> _What to work on_: Copy out the lines that have "schools" in them.
-- Start Task inputs --
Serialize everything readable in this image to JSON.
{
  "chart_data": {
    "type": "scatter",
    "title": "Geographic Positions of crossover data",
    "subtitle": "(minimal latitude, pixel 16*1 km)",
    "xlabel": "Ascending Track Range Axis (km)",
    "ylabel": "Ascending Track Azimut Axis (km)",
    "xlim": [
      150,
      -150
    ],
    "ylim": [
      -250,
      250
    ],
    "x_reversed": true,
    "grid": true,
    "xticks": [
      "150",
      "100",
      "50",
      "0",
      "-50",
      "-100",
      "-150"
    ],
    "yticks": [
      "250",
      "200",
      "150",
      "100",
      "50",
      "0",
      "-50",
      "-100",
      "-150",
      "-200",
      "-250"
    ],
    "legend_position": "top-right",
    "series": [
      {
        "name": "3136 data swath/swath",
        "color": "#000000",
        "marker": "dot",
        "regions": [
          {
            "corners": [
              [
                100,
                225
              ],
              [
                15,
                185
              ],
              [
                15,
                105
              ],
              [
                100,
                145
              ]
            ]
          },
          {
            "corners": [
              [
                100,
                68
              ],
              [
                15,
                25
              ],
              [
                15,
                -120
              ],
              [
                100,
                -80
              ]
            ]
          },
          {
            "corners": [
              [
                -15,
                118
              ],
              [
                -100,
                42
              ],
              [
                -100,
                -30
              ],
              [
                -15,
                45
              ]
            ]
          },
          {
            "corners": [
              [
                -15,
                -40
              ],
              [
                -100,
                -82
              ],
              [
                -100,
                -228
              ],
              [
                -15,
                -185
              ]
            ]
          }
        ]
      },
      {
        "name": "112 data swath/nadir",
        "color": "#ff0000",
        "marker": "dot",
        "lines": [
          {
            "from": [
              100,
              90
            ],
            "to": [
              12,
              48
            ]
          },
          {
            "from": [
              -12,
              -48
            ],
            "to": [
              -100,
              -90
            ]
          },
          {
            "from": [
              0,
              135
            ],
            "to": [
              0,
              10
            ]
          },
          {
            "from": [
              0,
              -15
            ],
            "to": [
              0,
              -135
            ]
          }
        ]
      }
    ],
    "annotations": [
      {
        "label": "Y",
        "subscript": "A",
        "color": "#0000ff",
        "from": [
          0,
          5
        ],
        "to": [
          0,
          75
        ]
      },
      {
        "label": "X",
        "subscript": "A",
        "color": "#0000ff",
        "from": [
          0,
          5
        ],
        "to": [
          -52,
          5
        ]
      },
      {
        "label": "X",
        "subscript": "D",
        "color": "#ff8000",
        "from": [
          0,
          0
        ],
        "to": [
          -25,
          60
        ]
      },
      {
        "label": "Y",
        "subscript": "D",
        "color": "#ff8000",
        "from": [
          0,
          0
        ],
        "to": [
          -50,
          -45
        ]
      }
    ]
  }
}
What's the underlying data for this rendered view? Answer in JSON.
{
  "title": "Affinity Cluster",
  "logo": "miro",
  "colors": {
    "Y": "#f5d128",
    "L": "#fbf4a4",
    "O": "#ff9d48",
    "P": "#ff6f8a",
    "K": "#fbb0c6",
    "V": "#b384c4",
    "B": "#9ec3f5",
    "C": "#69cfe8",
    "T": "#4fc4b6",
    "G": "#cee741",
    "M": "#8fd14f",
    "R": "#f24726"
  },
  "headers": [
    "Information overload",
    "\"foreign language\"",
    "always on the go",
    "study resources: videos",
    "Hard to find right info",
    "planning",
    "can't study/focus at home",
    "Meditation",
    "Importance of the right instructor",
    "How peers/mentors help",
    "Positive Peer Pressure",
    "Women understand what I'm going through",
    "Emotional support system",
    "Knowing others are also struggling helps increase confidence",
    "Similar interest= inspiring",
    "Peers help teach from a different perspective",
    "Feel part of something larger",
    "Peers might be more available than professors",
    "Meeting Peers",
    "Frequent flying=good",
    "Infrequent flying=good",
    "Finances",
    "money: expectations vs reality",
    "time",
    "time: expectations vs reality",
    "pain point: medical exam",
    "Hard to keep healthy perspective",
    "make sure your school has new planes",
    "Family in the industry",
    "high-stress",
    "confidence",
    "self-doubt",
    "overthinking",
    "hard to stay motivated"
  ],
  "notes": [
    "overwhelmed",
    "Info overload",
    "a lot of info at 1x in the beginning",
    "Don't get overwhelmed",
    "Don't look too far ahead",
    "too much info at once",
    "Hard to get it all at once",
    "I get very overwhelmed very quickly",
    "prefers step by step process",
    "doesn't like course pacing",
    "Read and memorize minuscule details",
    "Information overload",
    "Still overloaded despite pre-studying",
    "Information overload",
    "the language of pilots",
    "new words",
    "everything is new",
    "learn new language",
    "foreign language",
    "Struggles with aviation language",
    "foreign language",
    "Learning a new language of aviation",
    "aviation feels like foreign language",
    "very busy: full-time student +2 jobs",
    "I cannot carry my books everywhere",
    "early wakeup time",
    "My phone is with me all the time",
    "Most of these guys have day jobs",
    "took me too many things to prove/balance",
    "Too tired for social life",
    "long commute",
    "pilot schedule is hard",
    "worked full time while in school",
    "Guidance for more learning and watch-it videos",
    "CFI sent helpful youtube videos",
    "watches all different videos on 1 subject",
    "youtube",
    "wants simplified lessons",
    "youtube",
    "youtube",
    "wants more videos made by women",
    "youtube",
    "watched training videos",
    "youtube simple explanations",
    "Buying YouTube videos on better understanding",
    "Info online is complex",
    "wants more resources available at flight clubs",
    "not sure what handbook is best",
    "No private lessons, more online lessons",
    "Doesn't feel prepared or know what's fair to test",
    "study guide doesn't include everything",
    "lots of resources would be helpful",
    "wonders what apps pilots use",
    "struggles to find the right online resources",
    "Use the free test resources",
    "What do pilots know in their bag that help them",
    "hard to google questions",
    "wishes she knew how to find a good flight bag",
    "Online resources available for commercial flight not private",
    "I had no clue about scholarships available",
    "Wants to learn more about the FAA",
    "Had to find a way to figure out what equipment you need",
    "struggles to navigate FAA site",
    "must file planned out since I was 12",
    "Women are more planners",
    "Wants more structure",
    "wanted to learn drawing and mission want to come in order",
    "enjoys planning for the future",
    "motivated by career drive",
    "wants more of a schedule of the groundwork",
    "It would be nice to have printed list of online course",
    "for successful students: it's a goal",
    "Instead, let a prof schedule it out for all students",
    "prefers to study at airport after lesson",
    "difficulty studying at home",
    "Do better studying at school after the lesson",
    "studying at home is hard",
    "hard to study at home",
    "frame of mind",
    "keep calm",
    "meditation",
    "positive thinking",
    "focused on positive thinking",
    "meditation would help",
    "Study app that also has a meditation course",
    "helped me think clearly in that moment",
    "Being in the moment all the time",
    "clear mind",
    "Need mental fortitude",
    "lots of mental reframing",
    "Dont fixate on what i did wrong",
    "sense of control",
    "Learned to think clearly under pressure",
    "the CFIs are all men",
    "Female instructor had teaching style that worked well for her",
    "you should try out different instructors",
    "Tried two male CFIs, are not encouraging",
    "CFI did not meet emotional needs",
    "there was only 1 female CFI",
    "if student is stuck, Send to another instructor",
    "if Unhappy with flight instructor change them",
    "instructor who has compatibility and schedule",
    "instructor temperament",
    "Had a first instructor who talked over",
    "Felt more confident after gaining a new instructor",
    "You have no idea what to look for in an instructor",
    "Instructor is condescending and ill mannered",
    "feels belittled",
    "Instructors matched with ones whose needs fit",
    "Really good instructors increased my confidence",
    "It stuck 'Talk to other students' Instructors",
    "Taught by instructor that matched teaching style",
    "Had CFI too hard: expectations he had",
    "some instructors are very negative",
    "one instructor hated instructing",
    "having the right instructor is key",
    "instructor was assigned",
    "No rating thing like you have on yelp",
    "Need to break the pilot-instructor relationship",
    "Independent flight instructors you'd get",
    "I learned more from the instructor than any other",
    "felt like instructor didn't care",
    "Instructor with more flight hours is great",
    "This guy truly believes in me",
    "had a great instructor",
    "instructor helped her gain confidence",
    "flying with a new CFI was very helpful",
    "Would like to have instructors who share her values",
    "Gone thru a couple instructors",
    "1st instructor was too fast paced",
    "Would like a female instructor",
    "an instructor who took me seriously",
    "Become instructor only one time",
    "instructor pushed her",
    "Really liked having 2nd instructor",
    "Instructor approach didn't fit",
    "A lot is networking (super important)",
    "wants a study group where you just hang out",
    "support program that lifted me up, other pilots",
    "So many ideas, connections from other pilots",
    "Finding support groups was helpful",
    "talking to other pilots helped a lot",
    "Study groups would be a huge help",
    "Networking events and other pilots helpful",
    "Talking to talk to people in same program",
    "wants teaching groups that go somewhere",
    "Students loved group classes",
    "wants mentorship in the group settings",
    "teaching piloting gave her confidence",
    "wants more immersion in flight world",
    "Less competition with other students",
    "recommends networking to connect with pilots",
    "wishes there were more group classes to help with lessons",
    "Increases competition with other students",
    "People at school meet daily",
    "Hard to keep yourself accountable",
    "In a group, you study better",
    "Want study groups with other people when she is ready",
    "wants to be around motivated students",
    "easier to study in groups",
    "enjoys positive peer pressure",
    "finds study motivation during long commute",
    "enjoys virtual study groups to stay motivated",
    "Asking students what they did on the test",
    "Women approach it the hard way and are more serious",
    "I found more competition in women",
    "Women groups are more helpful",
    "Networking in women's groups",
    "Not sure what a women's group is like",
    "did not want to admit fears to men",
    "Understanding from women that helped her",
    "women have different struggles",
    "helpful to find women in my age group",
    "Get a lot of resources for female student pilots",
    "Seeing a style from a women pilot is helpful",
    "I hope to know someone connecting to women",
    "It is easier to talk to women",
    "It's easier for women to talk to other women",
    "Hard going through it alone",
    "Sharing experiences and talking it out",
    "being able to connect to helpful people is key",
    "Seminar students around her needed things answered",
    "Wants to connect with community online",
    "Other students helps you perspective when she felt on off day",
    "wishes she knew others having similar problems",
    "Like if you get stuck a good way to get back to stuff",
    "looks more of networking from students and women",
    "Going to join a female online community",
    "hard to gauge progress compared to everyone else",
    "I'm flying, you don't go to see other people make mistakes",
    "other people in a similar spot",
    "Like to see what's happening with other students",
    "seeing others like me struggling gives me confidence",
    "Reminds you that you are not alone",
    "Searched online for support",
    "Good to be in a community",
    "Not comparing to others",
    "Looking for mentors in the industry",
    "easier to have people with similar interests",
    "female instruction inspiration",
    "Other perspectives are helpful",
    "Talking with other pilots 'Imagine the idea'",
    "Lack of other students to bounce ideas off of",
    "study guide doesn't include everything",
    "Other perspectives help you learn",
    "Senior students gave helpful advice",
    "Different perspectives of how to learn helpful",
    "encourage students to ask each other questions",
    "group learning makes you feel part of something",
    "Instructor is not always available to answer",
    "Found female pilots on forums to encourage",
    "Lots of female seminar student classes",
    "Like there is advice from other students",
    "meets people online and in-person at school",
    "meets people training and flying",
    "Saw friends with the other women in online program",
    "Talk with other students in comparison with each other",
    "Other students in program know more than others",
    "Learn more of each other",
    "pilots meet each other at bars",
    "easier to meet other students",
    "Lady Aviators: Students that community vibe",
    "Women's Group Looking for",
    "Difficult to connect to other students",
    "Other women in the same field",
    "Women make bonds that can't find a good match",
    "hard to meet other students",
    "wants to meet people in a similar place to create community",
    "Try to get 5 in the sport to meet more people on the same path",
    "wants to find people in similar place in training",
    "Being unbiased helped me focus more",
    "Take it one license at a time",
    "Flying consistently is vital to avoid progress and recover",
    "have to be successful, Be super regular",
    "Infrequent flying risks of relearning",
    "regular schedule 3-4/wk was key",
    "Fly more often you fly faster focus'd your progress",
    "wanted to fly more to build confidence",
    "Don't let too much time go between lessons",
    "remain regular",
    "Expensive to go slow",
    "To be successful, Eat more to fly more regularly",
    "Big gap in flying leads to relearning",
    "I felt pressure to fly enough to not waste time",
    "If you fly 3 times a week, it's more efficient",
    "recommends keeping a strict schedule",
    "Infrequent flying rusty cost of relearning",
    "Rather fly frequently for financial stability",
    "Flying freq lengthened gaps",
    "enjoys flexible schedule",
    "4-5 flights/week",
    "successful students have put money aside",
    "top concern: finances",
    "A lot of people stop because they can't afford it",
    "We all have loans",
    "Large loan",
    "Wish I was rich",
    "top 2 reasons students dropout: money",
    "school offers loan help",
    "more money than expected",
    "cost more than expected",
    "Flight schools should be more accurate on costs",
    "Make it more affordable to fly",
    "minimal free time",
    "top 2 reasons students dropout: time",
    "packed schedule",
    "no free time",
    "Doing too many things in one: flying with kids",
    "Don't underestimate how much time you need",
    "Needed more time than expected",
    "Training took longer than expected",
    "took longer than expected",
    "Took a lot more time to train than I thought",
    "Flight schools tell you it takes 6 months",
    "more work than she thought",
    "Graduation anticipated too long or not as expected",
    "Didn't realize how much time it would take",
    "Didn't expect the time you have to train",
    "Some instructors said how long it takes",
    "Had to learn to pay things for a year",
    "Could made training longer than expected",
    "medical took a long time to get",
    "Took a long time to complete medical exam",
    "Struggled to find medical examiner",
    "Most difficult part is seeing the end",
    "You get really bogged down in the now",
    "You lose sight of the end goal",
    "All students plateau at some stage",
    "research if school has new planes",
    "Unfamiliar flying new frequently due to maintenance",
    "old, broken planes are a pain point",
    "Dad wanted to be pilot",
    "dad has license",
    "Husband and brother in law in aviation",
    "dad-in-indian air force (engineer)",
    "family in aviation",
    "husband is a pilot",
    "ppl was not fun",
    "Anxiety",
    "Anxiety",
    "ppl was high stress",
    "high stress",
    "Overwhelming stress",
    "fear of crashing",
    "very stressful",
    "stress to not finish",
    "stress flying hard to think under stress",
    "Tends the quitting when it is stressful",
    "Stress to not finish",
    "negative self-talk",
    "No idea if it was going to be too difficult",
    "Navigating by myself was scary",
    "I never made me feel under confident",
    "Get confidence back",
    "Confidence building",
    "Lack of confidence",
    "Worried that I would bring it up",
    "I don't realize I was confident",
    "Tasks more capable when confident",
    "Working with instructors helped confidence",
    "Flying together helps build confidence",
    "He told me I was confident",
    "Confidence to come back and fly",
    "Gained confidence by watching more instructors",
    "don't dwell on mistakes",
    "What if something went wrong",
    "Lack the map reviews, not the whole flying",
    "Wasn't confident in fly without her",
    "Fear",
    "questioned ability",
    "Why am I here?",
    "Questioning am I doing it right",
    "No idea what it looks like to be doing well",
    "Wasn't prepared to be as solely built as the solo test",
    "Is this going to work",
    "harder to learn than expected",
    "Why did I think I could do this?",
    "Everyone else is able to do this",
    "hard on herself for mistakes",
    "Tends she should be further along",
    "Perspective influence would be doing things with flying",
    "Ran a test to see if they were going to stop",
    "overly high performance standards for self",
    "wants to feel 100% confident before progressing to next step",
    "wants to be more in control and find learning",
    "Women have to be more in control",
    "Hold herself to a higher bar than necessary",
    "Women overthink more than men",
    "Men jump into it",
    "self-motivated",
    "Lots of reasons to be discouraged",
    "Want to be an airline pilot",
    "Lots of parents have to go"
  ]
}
-- End Task inputs --
> _Exercise response_:
    "Flight schools should be more accurate on costs",
    "Flight schools tell you it takes 6 months",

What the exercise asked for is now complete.